PROBLEM DESCRIPTION:
Return each line of the records with nothing changed, pictures excepted.
==== EXERCISE INPUT
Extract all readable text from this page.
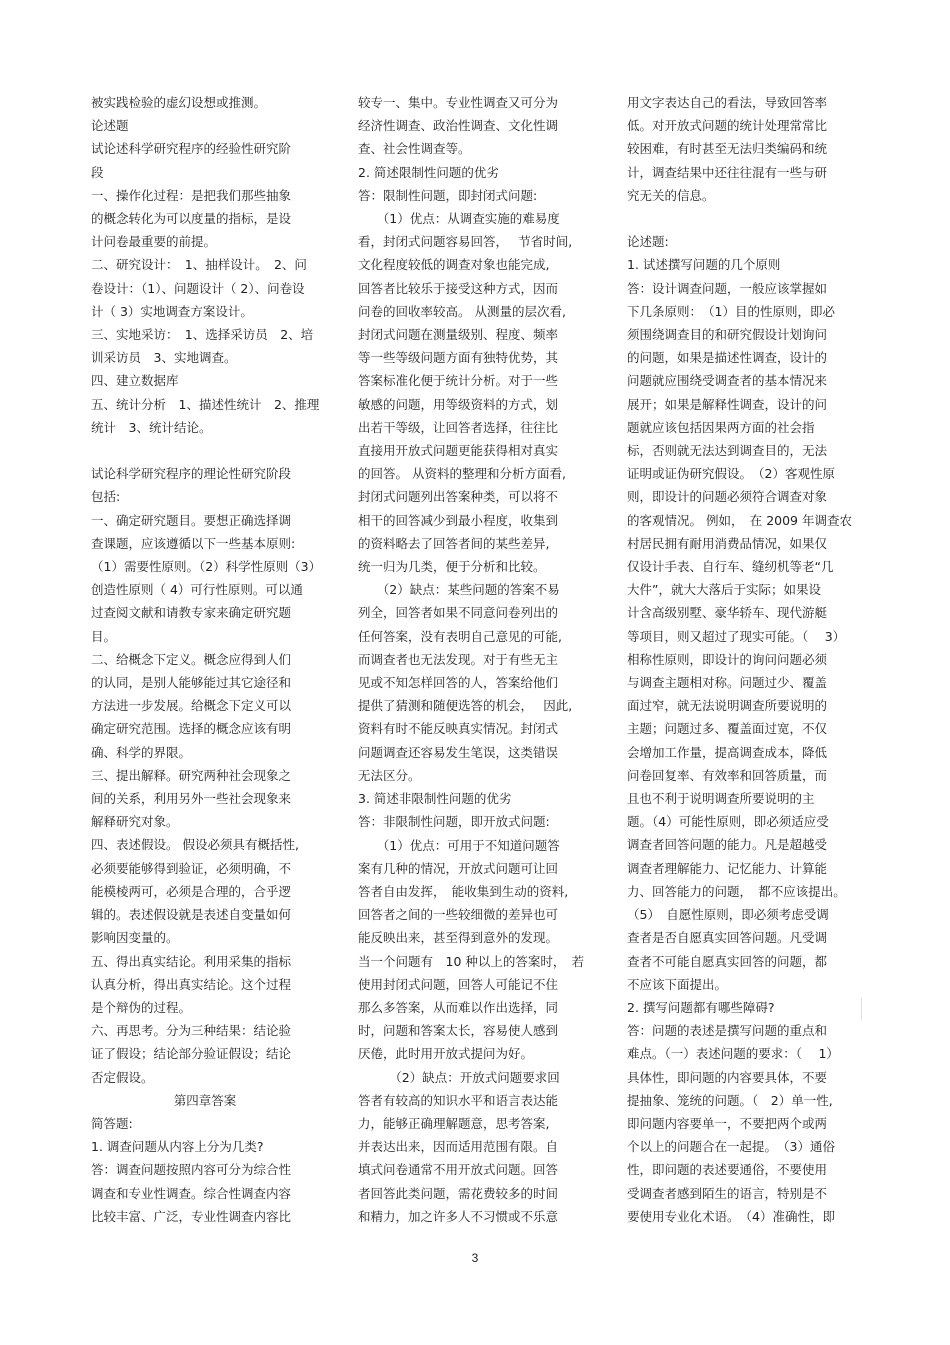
被实践检验的虚幻设想或推测。

论述题

试论述科学研究程序的经验性研究阶

段

一、操作化过程：是把我们那些抽象

的概念转化为可以度量的指标，是设

计问卷最重要的前提。

二、研究设计：　1、抽样设计。　2、问

卷设计：（1）、问题设计（ 2）、问卷设

计（ 3）实地调查方案设计。

三、实地采访：　1、选择采访员　2、培

训采访员　3、实地调查。

四、建立数据库

五、统计分析　1、描述性统计　2、推理

统计　3、统计结论。

试论科学研究程序的理论性研究阶段

包括:

一、确定研究题目。要想正确选择调

查课题，应该遵循以下一些基本原则:

（1）需要性原则。（2）科学性原则（3）

创造性原则（ 4）可行性原则。可以通

过查阅文献和请教专家来确定研究题

目。

二、给概念下定义。概念应得到人们

的认同，是别人能够能过其它途径和

方法进一步发展。给概念下定义可以

确定研究范围。选择的概念应该有明

确、科学的界限。

三、提出解释。研究两种社会现象之

间的关系，利用另外一些社会现象来

解释研究对象。

四、表述假设。 假设必须具有概括性,

必须要能够得到验证，必须明确，不

能模棱两可，必须是合理的，合乎逻

辑的。表述假设就是表述自变量如何

影响因变量的。

五、得出真实结论。利用采集的指标

认真分析，得出真实结论。这个过程

是个辩伪的过程。

六、再思考。分为三种结果：结论验

证了假设；结论部分验证假设；结论

否定假设。

第四章答案

简答题:

1. 调查问题从内容上分为几类?

答：调查问题按照内容可分为综合性

调查和专业性调查。综合性调查内容

比较丰富、广泛，专业性调查内容比

较专一、集中。专业性调查又可分为

经济性调查、政治性调查、文化性调

查、社会性调查等。

2. 简述限制性问题的优劣

答：限制性问题，即封闭式问题:

　　（1）优点：从调查实施的难易度

看，封闭式问题容易回答，　 节省时间,

文化程度较低的调查对象也能完成,

回答者比较乐于接受这种方式，因而

问卷的回收率较高。 从测量的层次看,

封闭式问题在测量级别、程度、频率

等一些等级问题方面有独特优势，其

答案标准化便于统计分析。对于一些

敏感的问题，用等级资料的方式，划

出若干等级，让回答者选择，往往比

直接用开放式问题更能获得相对真实

的回答。 从资料的整理和分析方面看,

封闭式问题列出答案种类，可以将不

相干的回答减少到最小程度，收集到

的资料略去了回答者间的某些差异,

统一归为几类，便于分析和比较。

　　（2）缺点：某些问题的答案不易

列全，回答者如果不同意问卷列出的

任何答案，没有表明自己意见的可能,

而调查者也无法发现。对于有些无主

见或不知怎样回答的人，答案给他们

提供了猜测和随便选答的机会，　 因此,

资料有时不能反映真实情况。封闭式

问题调查还容易发生笔误，这类错误

无法区分。

3. 简述非限制性问题的优劣

答：非限制性问题，即开放式问题:

　　（1）优点：可用于不知道问题答

案有几种的情况，开放式问题可让回

答者自由发挥，　能收集到生动的资料,

回答者之间的一些较细微的差异也可

能反映出来，甚至得到意外的发现。

当一个问题有　10 种以上的答案时，　若

使用封闭式问题，回答人可能记不住

那么多答案，从而难以作出选择，同

时，问题和答案太长，容易使人感到

厌倦，此时用开放式提问为好。

　　　（2）缺点：开放式问题要求回

答者有较高的知识水平和语言表达能

力，能够正确理解题意，思考答案,

并表达出来，因而适用范围有限。自

填式问卷通常不用开放式问题。回答

者回答此类问题，需花费较多的时间

和精力，加之许多人不习惯或不乐意

用文字表达自己的看法，导致回答率

低。对开放式问题的统计处理常常比

较困难，有时甚至无法归类编码和统

计，调查结果中还往往混有一些与研

究无关的信息。

论述题:

1. 试述撰写问题的几个原则

答：设计调查问题，一般应该掌握如

下几条原则：　（1）目的性原则，即必

须围绕调查目的和研究假设计划询问

的问题，如果是描述性调查，设计的

问题就应围绕受调查者的基本情况来

展开；如果是解释性调查，设计的问

题就应该包括因果两方面的社会指

标，否则就无法达到调查目的，无法

证明或证伪研究假设。　（2）客观性原

则，即设计的问题必须符合调查对象

的客观情况。 例如，　在 2009 年调查农

村居民拥有耐用消费品情况，如果仅

仅设计手表、自行车、缝纫机等老“几

大件”，就大大落后于实际；如果设

计含高级别墅、豪华轿车、现代游艇

等项目，则又超过了现实可能。（　 3）

相称性原则，即设计的询问问题必须

与调查主题相对称。问题过少、覆盖

面过窄，就无法说明调查所要说明的

主题；问题过多、覆盖面过宽，不仅

会增加工作量，提高调查成本，降低

问卷回复率、有效率和回答质量，而

且也不利于说明调查所要说明的主

题。（4）可能性原则，即必须适应受

调查者回答问题的能力。凡是超越受

调查者理解能力、记忆能力、计算能

力、回答能力的问题，　都不应该提出。

（5）　自愿性原则，即必须考虑受调

查者是否自愿真实回答问题。凡受调

查者不可能自愿真实回答的问题，都

不应该下面提出。

2. 撰写问题都有哪些障碍?

答：问题的表述是撰写问题的重点和

难点。（一）表述问题的要求：（　 1）

具体性，即问题的内容要具体，不要

提抽象、笼统的问题。（　2）单一性,

即问题内容要单一，不要把两个或两

个以上的问题合在一起提。　（3）通俗

性，即问题的表述要通俗，不要使用

受调查者感到陌生的语言，特别是不

要使用专业化术语。　（4）准确性，即

3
========
ANSWER:
Extract all readable text from this page.
被实践检验的虚幻设想或推测。

论述题

试论述科学研究程序的经验性研究阶

段

一、操作化过程：是把我们那些抽象

的概念转化为可以度量的指标，是设

计问卷最重要的前提。

二、研究设计：　1、抽样设计。　2、问

卷设计：（1）、问题设计（ 2）、问卷设

计（ 3）实地调查方案设计。

三、实地采访：　1、选择采访员　2、培

训采访员　3、实地调查。

四、建立数据库

五、统计分析　1、描述性统计　2、推理

统计　3、统计结论。

试论科学研究程序的理论性研究阶段

包括:

一、确定研究题目。要想正确选择调

查课题，应该遵循以下一些基本原则:

（1）需要性原则。（2）科学性原则（3）

创造性原则（ 4）可行性原则。可以通

过查阅文献和请教专家来确定研究题

目。

二、给概念下定义。概念应得到人们

的认同，是别人能够能过其它途径和

方法进一步发展。给概念下定义可以

确定研究范围。选择的概念应该有明

确、科学的界限。

三、提出解释。研究两种社会现象之

间的关系，利用另外一些社会现象来

解释研究对象。

四、表述假设。 假设必须具有概括性,

必须要能够得到验证，必须明确，不

能模棱两可，必须是合理的，合乎逻

辑的。表述假设就是表述自变量如何

影响因变量的。

五、得出真实结论。利用采集的指标

认真分析，得出真实结论。这个过程

是个辩伪的过程。

六、再思考。分为三种结果：结论验

证了假设；结论部分验证假设；结论

否定假设。

第四章答案

简答题:

1. 调查问题从内容上分为几类?

答：调查问题按照内容可分为综合性

调查和专业性调查。综合性调查内容

比较丰富、广泛，专业性调查内容比

较专一、集中。专业性调查又可分为

经济性调查、政治性调查、文化性调

查、社会性调查等。

2. 简述限制性问题的优劣

答：限制性问题，即封闭式问题:

　　（1）优点：从调查实施的难易度

看，封闭式问题容易回答，　 节省时间,

文化程度较低的调查对象也能完成,

回答者比较乐于接受这种方式，因而

问卷的回收率较高。 从测量的层次看,

封闭式问题在测量级别、程度、频率

等一些等级问题方面有独特优势，其

答案标准化便于统计分析。对于一些

敏感的问题，用等级资料的方式，划

出若干等级，让回答者选择，往往比

直接用开放式问题更能获得相对真实

的回答。 从资料的整理和分析方面看,

封闭式问题列出答案种类，可以将不

相干的回答减少到最小程度，收集到

的资料略去了回答者间的某些差异,

统一归为几类，便于分析和比较。

　　（2）缺点：某些问题的答案不易

列全，回答者如果不同意问卷列出的

任何答案，没有表明自己意见的可能,

而调查者也无法发现。对于有些无主

见或不知怎样回答的人，答案给他们

提供了猜测和随便选答的机会，　 因此,

资料有时不能反映真实情况。封闭式

问题调查还容易发生笔误，这类错误

无法区分。

3. 简述非限制性问题的优劣

答：非限制性问题，即开放式问题:

　　（1）优点：可用于不知道问题答

案有几种的情况，开放式问题可让回

答者自由发挥，　能收集到生动的资料,

回答者之间的一些较细微的差异也可

能反映出来，甚至得到意外的发现。

当一个问题有　10 种以上的答案时，　若

使用封闭式问题，回答人可能记不住

那么多答案，从而难以作出选择，同

时，问题和答案太长，容易使人感到

厌倦，此时用开放式提问为好。

　　　（2）缺点：开放式问题要求回

答者有较高的知识水平和语言表达能

力，能够正确理解题意，思考答案,

并表达出来，因而适用范围有限。自

填式问卷通常不用开放式问题。回答

者回答此类问题，需花费较多的时间

和精力，加之许多人不习惯或不乐意

用文字表达自己的看法，导致回答率

低。对开放式问题的统计处理常常比

较困难，有时甚至无法归类编码和统

计，调查结果中还往往混有一些与研

究无关的信息。

论述题:

1. 试述撰写问题的几个原则

答：设计调查问题，一般应该掌握如

下几条原则：　（1）目的性原则，即必

须围绕调查目的和研究假设计划询问

的问题，如果是描述性调查，设计的

问题就应围绕受调查者的基本情况来

展开；如果是解释性调查，设计的问

题就应该包括因果两方面的社会指

标，否则就无法达到调查目的，无法

证明或证伪研究假设。　（2）客观性原

则，即设计的问题必须符合调查对象

的客观情况。 例如，　在 2009 年调查农

村居民拥有耐用消费品情况，如果仅

仅设计手表、自行车、缝纫机等老“几

大件”，就大大落后于实际；如果设

计含高级别墅、豪华轿车、现代游艇

等项目，则又超过了现实可能。（　 3）

相称性原则，即设计的询问问题必须

与调查主题相对称。问题过少、覆盖

面过窄，就无法说明调查所要说明的

主题；问题过多、覆盖面过宽，不仅

会增加工作量，提高调查成本，降低

问卷回复率、有效率和回答质量，而

且也不利于说明调查所要说明的主

题。（4）可能性原则，即必须适应受

调查者回答问题的能力。凡是超越受

调查者理解能力、记忆能力、计算能

力、回答能力的问题，　都不应该提出。

（5）　自愿性原则，即必须考虑受调

查者是否自愿真实回答问题。凡受调

查者不可能自愿真实回答的问题，都

不应该下面提出。

2. 撰写问题都有哪些障碍?

答：问题的表述是撰写问题的重点和

难点。（一）表述问题的要求：（　 1）

具体性，即问题的内容要具体，不要

提抽象、笼统的问题。（　2）单一性,

即问题内容要单一，不要把两个或两

个以上的问题合在一起提。　（3）通俗

性，即问题的表述要通俗，不要使用

受调查者感到陌生的语言，特别是不

要使用专业化术语。　（4）准确性，即

3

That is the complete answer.